The request – Your task is to filter the data below down to the lines holding "JSON".

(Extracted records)
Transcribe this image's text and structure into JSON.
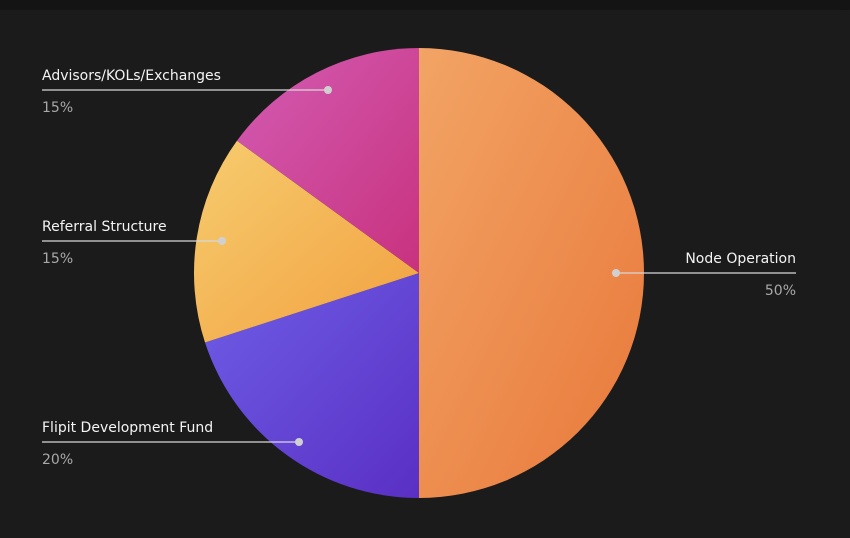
{
  "chart_data": {
    "type": "pie",
    "title": "",
    "slices": [
      {
        "label": "Node Operation",
        "value": 50,
        "value_label": "50%",
        "color_start": "#f2a465",
        "color_end": "#e8783a"
      },
      {
        "label": "Flipit Development Fund",
        "value": 20,
        "value_label": "20%",
        "color_start": "#6e5ee6",
        "color_end": "#5a2fc4"
      },
      {
        "label": "Referral Structure",
        "value": 15,
        "value_label": "15%",
        "color_start": "#f6cc6e",
        "color_end": "#f2a040"
      },
      {
        "label": "Advisors/KOLs/Exchanges",
        "value": 15,
        "value_label": "15%",
        "color_start": "#d35cb4",
        "color_end": "#c8327e"
      }
    ],
    "start_angle_deg": 0,
    "direction": "clockwise",
    "legend": "callouts"
  }
}
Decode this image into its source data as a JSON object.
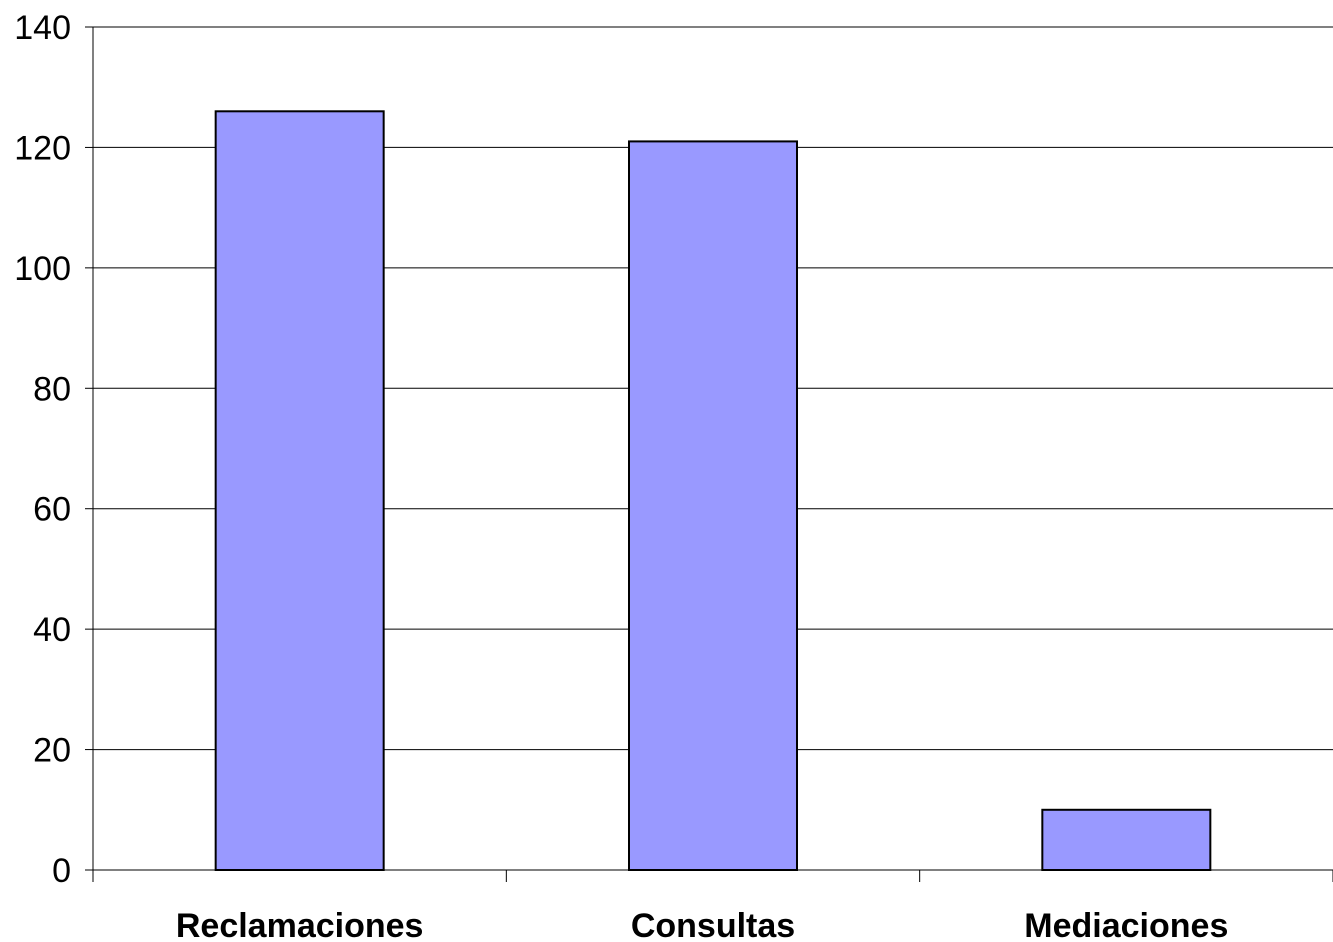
{
  "chart_data": {
    "type": "bar",
    "categories": [
      "Reclamaciones",
      "Consultas",
      "Mediaciones"
    ],
    "values": [
      126,
      121,
      10
    ],
    "ylim": [
      0,
      140
    ],
    "yticks": [
      0,
      20,
      40,
      60,
      80,
      100,
      120,
      140
    ],
    "ytick_labels": [
      "0",
      "20",
      "40",
      "60",
      "80",
      "100",
      "120",
      "140"
    ],
    "title": "",
    "xlabel": "",
    "ylabel": "",
    "grid": true,
    "legend": "none",
    "colors": {
      "bar_fill": "#9999ff",
      "bar_stroke": "#000000",
      "gridline": "#000000",
      "axis": "#000000",
      "background": "#ffffff"
    }
  }
}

Task output –
Transcribe this image's text and structure into JSON.
Decode this image into its source data as a JSON object.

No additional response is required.